LISTED ENTRIES:
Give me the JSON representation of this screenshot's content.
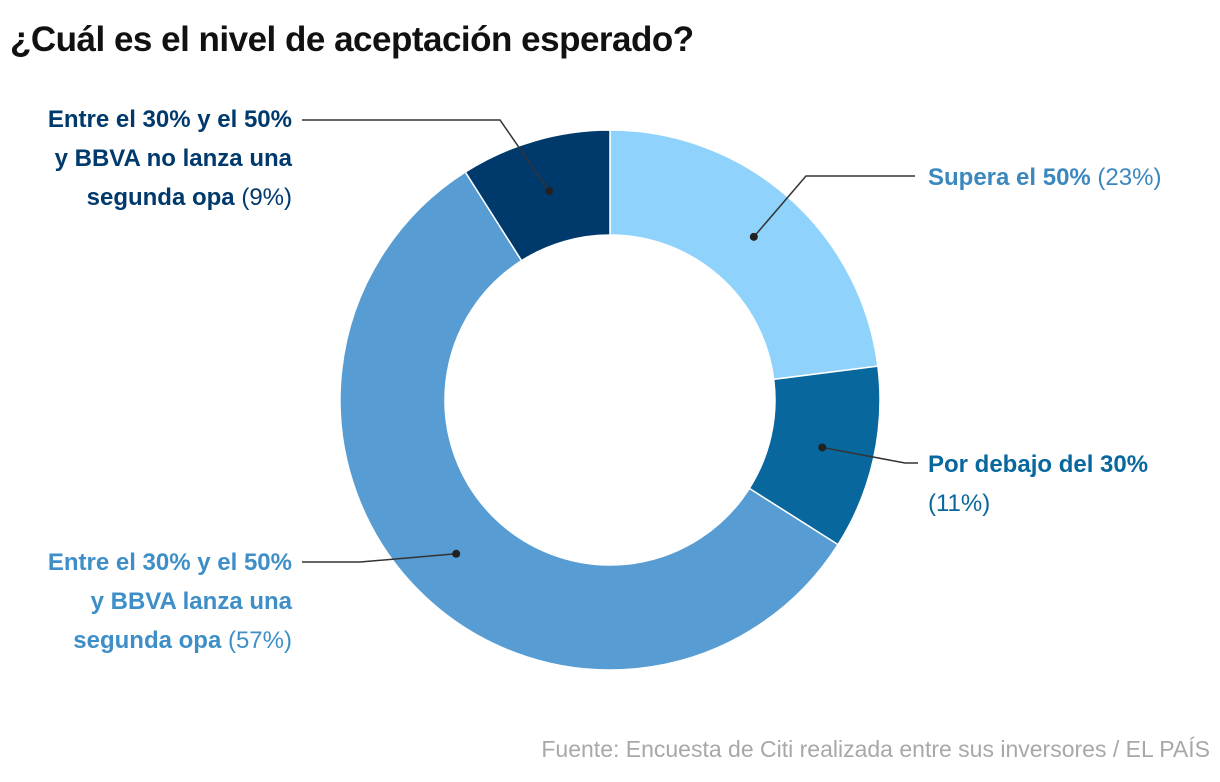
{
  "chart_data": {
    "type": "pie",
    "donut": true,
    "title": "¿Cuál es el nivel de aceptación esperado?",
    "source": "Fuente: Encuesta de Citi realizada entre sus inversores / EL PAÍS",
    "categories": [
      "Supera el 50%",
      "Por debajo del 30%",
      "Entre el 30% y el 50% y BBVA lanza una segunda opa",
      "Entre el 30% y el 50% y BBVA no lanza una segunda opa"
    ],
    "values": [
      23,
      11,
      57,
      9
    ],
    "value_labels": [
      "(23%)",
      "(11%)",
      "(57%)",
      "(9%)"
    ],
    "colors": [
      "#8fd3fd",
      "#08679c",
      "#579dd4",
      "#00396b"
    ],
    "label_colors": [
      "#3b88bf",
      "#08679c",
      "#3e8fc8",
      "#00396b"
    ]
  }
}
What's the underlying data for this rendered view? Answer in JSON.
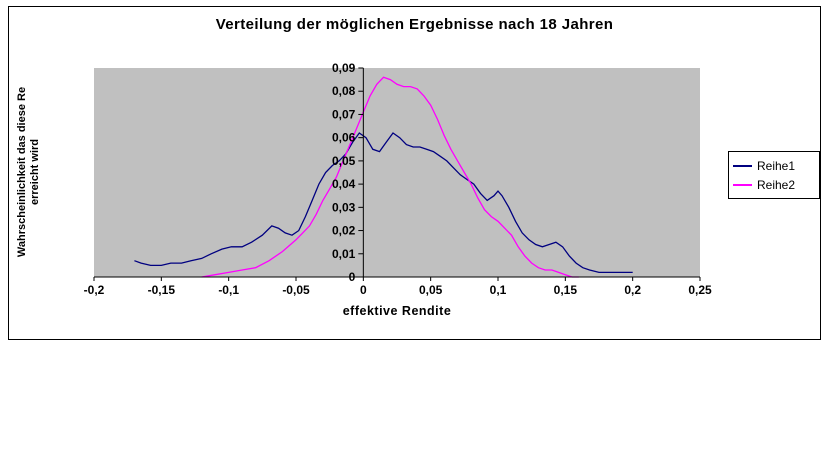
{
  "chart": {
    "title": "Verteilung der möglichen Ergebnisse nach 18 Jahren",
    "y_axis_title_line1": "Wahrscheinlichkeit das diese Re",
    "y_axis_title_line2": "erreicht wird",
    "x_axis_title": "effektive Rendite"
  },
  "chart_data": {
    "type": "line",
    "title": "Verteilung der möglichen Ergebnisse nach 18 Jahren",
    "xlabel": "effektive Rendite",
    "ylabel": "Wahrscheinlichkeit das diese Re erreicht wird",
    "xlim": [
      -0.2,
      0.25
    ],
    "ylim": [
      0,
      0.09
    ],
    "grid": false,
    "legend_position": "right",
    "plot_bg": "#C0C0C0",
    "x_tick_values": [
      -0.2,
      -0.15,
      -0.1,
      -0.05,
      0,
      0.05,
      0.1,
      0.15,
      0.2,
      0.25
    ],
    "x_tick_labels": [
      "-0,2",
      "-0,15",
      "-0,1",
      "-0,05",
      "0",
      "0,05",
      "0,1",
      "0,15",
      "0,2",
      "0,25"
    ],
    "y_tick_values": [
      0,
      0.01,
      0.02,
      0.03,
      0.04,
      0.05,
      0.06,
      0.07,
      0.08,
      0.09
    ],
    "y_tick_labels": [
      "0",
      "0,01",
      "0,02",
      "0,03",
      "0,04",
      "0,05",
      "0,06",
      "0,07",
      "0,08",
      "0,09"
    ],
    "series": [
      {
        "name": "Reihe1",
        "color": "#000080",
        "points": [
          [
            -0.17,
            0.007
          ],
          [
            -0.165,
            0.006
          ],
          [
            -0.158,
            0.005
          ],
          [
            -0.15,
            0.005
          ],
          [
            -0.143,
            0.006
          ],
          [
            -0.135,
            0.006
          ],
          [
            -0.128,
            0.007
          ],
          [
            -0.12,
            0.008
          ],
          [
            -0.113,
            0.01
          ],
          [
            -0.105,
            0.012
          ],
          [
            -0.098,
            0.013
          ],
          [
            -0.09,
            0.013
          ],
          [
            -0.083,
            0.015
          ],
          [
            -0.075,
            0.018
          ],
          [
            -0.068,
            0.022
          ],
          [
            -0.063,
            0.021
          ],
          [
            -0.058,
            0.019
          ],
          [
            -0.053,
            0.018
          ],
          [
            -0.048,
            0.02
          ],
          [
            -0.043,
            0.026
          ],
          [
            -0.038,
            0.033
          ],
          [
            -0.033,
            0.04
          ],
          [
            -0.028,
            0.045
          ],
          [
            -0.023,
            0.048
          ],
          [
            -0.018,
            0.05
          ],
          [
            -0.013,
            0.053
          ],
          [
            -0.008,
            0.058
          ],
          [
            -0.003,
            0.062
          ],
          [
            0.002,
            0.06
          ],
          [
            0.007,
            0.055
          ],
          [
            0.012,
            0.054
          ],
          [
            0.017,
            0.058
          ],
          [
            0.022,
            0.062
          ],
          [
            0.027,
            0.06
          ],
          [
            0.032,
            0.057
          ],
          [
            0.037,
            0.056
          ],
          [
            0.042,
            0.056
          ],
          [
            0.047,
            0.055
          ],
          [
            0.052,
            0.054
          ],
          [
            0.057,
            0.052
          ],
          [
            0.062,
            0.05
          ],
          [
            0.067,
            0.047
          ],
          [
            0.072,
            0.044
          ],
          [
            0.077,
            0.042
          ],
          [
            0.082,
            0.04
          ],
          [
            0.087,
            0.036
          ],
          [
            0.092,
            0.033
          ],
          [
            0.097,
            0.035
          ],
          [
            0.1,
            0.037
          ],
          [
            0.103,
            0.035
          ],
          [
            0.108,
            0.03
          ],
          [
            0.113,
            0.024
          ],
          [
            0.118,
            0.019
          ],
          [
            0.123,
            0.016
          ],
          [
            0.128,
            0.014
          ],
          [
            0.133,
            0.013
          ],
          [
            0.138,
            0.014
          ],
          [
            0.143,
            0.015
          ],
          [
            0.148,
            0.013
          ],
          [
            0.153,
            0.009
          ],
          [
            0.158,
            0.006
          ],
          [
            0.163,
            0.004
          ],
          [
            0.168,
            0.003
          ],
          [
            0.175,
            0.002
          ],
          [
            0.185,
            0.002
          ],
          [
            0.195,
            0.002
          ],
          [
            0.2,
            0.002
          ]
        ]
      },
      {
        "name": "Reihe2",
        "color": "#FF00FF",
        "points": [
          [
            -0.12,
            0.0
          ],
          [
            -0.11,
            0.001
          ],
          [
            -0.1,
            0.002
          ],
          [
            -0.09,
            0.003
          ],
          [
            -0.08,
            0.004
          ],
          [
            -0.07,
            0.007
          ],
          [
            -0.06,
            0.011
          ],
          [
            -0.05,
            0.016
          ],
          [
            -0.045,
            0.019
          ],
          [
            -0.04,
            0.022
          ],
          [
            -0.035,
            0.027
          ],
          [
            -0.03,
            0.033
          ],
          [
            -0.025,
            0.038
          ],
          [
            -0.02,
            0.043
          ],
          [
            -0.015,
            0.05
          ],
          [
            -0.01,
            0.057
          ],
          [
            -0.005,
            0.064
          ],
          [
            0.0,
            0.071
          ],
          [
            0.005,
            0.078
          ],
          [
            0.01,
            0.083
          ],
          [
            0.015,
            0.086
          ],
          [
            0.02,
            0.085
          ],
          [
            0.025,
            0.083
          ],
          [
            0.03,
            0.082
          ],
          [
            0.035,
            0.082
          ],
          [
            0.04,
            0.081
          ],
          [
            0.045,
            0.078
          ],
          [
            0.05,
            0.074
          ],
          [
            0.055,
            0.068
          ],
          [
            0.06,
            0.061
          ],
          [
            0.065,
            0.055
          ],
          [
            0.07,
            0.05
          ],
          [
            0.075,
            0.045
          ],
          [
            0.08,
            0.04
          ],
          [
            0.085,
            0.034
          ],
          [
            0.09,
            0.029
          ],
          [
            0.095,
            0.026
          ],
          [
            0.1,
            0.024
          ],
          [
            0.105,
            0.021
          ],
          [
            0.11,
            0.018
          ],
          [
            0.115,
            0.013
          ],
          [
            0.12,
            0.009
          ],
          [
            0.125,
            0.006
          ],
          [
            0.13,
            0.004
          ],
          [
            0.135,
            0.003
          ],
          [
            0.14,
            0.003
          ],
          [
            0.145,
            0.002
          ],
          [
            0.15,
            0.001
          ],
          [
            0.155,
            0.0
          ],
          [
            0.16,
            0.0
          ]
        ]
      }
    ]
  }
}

INSTRUCTION:
Quote the preceding records in their entirety, excluding every picture.

ANSWER BELOW:
Give me the JSON representation of this screenshot's content.
{
  "chart_data": {
    "type": "pie",
    "donut": true,
    "title": "¿Cuál es el nivel de aceptación esperado?",
    "source": "Fuente: Encuesta de Citi realizada entre sus inversores / EL PAÍS",
    "categories": [
      "Supera el 50%",
      "Por debajo del 30%",
      "Entre el 30% y el 50% y BBVA lanza una segunda opa",
      "Entre el 30% y el 50% y BBVA no lanza una segunda opa"
    ],
    "values": [
      23,
      11,
      57,
      9
    ],
    "value_labels": [
      "(23%)",
      "(11%)",
      "(57%)",
      "(9%)"
    ],
    "colors": [
      "#8fd3fd",
      "#08679c",
      "#579dd4",
      "#00396b"
    ],
    "label_colors": [
      "#3b88bf",
      "#08679c",
      "#3e8fc8",
      "#00396b"
    ]
  }
}
What's the underlying data for this rendered view? Answer in JSON.
{
  "chart": {
    "title": "Verteilung der möglichen Ergebnisse nach 18 Jahren",
    "y_axis_title_line1": "Wahrscheinlichkeit das diese Re",
    "y_axis_title_line2": "erreicht wird",
    "x_axis_title": "effektive Rendite"
  },
  "chart_data": {
    "type": "line",
    "title": "Verteilung der möglichen Ergebnisse nach 18 Jahren",
    "xlabel": "effektive Rendite",
    "ylabel": "Wahrscheinlichkeit das diese Re erreicht wird",
    "xlim": [
      -0.2,
      0.25
    ],
    "ylim": [
      0,
      0.09
    ],
    "grid": false,
    "legend_position": "right",
    "plot_bg": "#C0C0C0",
    "x_tick_values": [
      -0.2,
      -0.15,
      -0.1,
      -0.05,
      0,
      0.05,
      0.1,
      0.15,
      0.2,
      0.25
    ],
    "x_tick_labels": [
      "-0,2",
      "-0,15",
      "-0,1",
      "-0,05",
      "0",
      "0,05",
      "0,1",
      "0,15",
      "0,2",
      "0,25"
    ],
    "y_tick_values": [
      0,
      0.01,
      0.02,
      0.03,
      0.04,
      0.05,
      0.06,
      0.07,
      0.08,
      0.09
    ],
    "y_tick_labels": [
      "0",
      "0,01",
      "0,02",
      "0,03",
      "0,04",
      "0,05",
      "0,06",
      "0,07",
      "0,08",
      "0,09"
    ],
    "series": [
      {
        "name": "Reihe1",
        "color": "#000080",
        "points": [
          [
            -0.17,
            0.007
          ],
          [
            -0.165,
            0.006
          ],
          [
            -0.158,
            0.005
          ],
          [
            -0.15,
            0.005
          ],
          [
            -0.143,
            0.006
          ],
          [
            -0.135,
            0.006
          ],
          [
            -0.128,
            0.007
          ],
          [
            -0.12,
            0.008
          ],
          [
            -0.113,
            0.01
          ],
          [
            -0.105,
            0.012
          ],
          [
            -0.098,
            0.013
          ],
          [
            -0.09,
            0.013
          ],
          [
            -0.083,
            0.015
          ],
          [
            -0.075,
            0.018
          ],
          [
            -0.068,
            0.022
          ],
          [
            -0.063,
            0.021
          ],
          [
            -0.058,
            0.019
          ],
          [
            -0.053,
            0.018
          ],
          [
            -0.048,
            0.02
          ],
          [
            -0.043,
            0.026
          ],
          [
            -0.038,
            0.033
          ],
          [
            -0.033,
            0.04
          ],
          [
            -0.028,
            0.045
          ],
          [
            -0.023,
            0.048
          ],
          [
            -0.018,
            0.05
          ],
          [
            -0.013,
            0.053
          ],
          [
            -0.008,
            0.058
          ],
          [
            -0.003,
            0.062
          ],
          [
            0.002,
            0.06
          ],
          [
            0.007,
            0.055
          ],
          [
            0.012,
            0.054
          ],
          [
            0.017,
            0.058
          ],
          [
            0.022,
            0.062
          ],
          [
            0.027,
            0.06
          ],
          [
            0.032,
            0.057
          ],
          [
            0.037,
            0.056
          ],
          [
            0.042,
            0.056
          ],
          [
            0.047,
            0.055
          ],
          [
            0.052,
            0.054
          ],
          [
            0.057,
            0.052
          ],
          [
            0.062,
            0.05
          ],
          [
            0.067,
            0.047
          ],
          [
            0.072,
            0.044
          ],
          [
            0.077,
            0.042
          ],
          [
            0.082,
            0.04
          ],
          [
            0.087,
            0.036
          ],
          [
            0.092,
            0.033
          ],
          [
            0.097,
            0.035
          ],
          [
            0.1,
            0.037
          ],
          [
            0.103,
            0.035
          ],
          [
            0.108,
            0.03
          ],
          [
            0.113,
            0.024
          ],
          [
            0.118,
            0.019
          ],
          [
            0.123,
            0.016
          ],
          [
            0.128,
            0.014
          ],
          [
            0.133,
            0.013
          ],
          [
            0.138,
            0.014
          ],
          [
            0.143,
            0.015
          ],
          [
            0.148,
            0.013
          ],
          [
            0.153,
            0.009
          ],
          [
            0.158,
            0.006
          ],
          [
            0.163,
            0.004
          ],
          [
            0.168,
            0.003
          ],
          [
            0.175,
            0.002
          ],
          [
            0.185,
            0.002
          ],
          [
            0.195,
            0.002
          ],
          [
            0.2,
            0.002
          ]
        ]
      },
      {
        "name": "Reihe2",
        "color": "#FF00FF",
        "points": [
          [
            -0.12,
            0.0
          ],
          [
            -0.11,
            0.001
          ],
          [
            -0.1,
            0.002
          ],
          [
            -0.09,
            0.003
          ],
          [
            -0.08,
            0.004
          ],
          [
            -0.07,
            0.007
          ],
          [
            -0.06,
            0.011
          ],
          [
            -0.05,
            0.016
          ],
          [
            -0.045,
            0.019
          ],
          [
            -0.04,
            0.022
          ],
          [
            -0.035,
            0.027
          ],
          [
            -0.03,
            0.033
          ],
          [
            -0.025,
            0.038
          ],
          [
            -0.02,
            0.043
          ],
          [
            -0.015,
            0.05
          ],
          [
            -0.01,
            0.057
          ],
          [
            -0.005,
            0.064
          ],
          [
            0.0,
            0.071
          ],
          [
            0.005,
            0.078
          ],
          [
            0.01,
            0.083
          ],
          [
            0.015,
            0.086
          ],
          [
            0.02,
            0.085
          ],
          [
            0.025,
            0.083
          ],
          [
            0.03,
            0.082
          ],
          [
            0.035,
            0.082
          ],
          [
            0.04,
            0.081
          ],
          [
            0.045,
            0.078
          ],
          [
            0.05,
            0.074
          ],
          [
            0.055,
            0.068
          ],
          [
            0.06,
            0.061
          ],
          [
            0.065,
            0.055
          ],
          [
            0.07,
            0.05
          ],
          [
            0.075,
            0.045
          ],
          [
            0.08,
            0.04
          ],
          [
            0.085,
            0.034
          ],
          [
            0.09,
            0.029
          ],
          [
            0.095,
            0.026
          ],
          [
            0.1,
            0.024
          ],
          [
            0.105,
            0.021
          ],
          [
            0.11,
            0.018
          ],
          [
            0.115,
            0.013
          ],
          [
            0.12,
            0.009
          ],
          [
            0.125,
            0.006
          ],
          [
            0.13,
            0.004
          ],
          [
            0.135,
            0.003
          ],
          [
            0.14,
            0.003
          ],
          [
            0.145,
            0.002
          ],
          [
            0.15,
            0.001
          ],
          [
            0.155,
            0.0
          ],
          [
            0.16,
            0.0
          ]
        ]
      }
    ]
  }
}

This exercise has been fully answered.